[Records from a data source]
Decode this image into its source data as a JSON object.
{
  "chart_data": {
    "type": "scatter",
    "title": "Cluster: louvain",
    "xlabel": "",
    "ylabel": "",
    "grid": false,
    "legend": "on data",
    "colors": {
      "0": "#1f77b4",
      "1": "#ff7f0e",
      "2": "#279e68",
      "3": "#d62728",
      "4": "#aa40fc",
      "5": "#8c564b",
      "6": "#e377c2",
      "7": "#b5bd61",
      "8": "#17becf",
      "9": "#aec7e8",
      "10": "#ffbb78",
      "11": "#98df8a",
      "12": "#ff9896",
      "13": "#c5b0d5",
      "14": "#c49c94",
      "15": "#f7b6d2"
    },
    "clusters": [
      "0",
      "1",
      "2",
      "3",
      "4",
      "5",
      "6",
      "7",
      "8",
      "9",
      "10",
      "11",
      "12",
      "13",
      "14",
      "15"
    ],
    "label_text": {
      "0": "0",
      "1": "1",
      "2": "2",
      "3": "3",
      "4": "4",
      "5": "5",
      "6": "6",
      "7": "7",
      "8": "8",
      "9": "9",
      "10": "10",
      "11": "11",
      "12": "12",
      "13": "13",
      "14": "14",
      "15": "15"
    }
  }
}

» **Task statement**: Copy each record from above without leaving any out.

» **Complete answer**:
Decode this image into its source data as a JSON object.
{
  "chart_data": {
    "type": "scatter",
    "title": "Cluster: louvain",
    "xlabel": "",
    "ylabel": "",
    "grid": false,
    "legend": "on data",
    "colors": {
      "0": "#1f77b4",
      "1": "#ff7f0e",
      "2": "#279e68",
      "3": "#d62728",
      "4": "#aa40fc",
      "5": "#8c564b",
      "6": "#e377c2",
      "7": "#b5bd61",
      "8": "#17becf",
      "9": "#aec7e8",
      "10": "#ffbb78",
      "11": "#98df8a",
      "12": "#ff9896",
      "13": "#c5b0d5",
      "14": "#c49c94",
      "15": "#f7b6d2"
    },
    "clusters": [
      "0",
      "1",
      "2",
      "3",
      "4",
      "5",
      "6",
      "7",
      "8",
      "9",
      "10",
      "11",
      "12",
      "13",
      "14",
      "15"
    ],
    "label_text": {
      "0": "0",
      "1": "1",
      "2": "2",
      "3": "3",
      "4": "4",
      "5": "5",
      "6": "6",
      "7": "7",
      "8": "8",
      "9": "9",
      "10": "10",
      "11": "11",
      "12": "12",
      "13": "13",
      "14": "14",
      "15": "15"
    }
  }
}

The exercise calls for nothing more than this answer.